_To be done_
Write the listing out again, all of it, word for word.

## Begin Data shown

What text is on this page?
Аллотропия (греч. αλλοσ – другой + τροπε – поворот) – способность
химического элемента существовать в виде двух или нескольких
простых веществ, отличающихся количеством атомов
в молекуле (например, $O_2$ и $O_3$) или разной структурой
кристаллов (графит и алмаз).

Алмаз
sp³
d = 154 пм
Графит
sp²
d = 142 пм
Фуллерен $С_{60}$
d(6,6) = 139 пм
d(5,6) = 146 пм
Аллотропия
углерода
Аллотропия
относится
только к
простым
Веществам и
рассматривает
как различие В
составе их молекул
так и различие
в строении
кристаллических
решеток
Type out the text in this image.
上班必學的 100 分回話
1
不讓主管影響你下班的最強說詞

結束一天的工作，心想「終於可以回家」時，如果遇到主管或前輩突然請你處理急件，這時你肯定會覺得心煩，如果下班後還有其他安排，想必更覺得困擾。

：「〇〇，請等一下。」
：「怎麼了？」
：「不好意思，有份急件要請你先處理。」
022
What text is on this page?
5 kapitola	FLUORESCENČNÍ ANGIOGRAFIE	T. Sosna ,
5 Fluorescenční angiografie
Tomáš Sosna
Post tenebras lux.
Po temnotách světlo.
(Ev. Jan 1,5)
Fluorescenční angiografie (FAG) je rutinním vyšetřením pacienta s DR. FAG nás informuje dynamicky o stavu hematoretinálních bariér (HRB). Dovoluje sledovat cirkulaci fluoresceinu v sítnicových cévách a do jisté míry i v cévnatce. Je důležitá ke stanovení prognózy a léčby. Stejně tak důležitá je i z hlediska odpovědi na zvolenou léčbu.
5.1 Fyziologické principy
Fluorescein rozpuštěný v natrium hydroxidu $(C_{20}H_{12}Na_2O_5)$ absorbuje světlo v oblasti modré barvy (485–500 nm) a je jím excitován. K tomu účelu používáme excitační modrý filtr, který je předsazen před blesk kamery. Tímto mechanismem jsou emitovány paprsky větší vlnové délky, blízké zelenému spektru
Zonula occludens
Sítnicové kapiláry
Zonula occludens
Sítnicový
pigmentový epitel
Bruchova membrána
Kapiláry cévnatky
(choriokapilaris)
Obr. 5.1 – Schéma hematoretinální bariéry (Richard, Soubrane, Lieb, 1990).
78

## End Data shown

_Task result_
What text is on this page?
Аллотропия (греч. αλλοσ – другой + τροπε – поворот) – способность
химического элемента существовать в виде двух или нескольких
простых веществ, отличающихся количеством атомов
в молекуле (например, $O_2$ и $O_3$) или разной структурой
кристаллов (графит и алмаз).

Алмаз
sp³
d = 154 пм
Графит
sp²
d = 142 пм
Фуллерен $С_{60}$
d(6,6) = 139 пм
d(5,6) = 146 пм
Аллотропия
углерода
Аллотропия
относится
только к
простым
Веществам и
рассматривает
как различие В
составе их молекул
так и различие
в строении
кристаллических
решеток
Type out the text in this image.
上班必學的 100 分回話
1
不讓主管影響你下班的最強說詞

結束一天的工作，心想「終於可以回家」時，如果遇到主管或前輩突然請你處理急件，這時你肯定會覺得心煩，如果下班後還有其他安排，想必更覺得困擾。

：「〇〇，請等一下。」
：「怎麼了？」
：「不好意思，有份急件要請你先處理。」
022
What text is on this page?
5 kapitola	FLUORESCENČNÍ ANGIOGRAFIE	T. Sosna ,
5 Fluorescenční angiografie
Tomáš Sosna
Post tenebras lux.
Po temnotách světlo.
(Ev. Jan 1,5)
Fluorescenční angiografie (FAG) je rutinním vyšetřením pacienta s DR. FAG nás informuje dynamicky o stavu hematoretinálních bariér (HRB). Dovoluje sledovat cirkulaci fluoresceinu v sítnicových cévách a do jisté míry i v cévnatce. Je důležitá ke stanovení prognózy a léčby. Stejně tak důležitá je i z hlediska odpovědi na zvolenou léčbu.
5.1 Fyziologické principy
Fluorescein rozpuštěný v natrium hydroxidu $(C_{20}H_{12}Na_2O_5)$ absorbuje světlo v oblasti modré barvy (485–500 nm) a je jím excitován. K tomu účelu používáme excitační modrý filtr, který je předsazen před blesk kamery. Tímto mechanismem jsou emitovány paprsky větší vlnové délky, blízké zelenému spektru
Zonula occludens
Sítnicové kapiláry
Zonula occludens
Sítnicový
pigmentový epitel
Bruchova membrána
Kapiláry cévnatky
(choriokapilaris)
Obr. 5.1 – Schéma hematoretinální bariéry (Richard, Soubrane, Lieb, 1990).
78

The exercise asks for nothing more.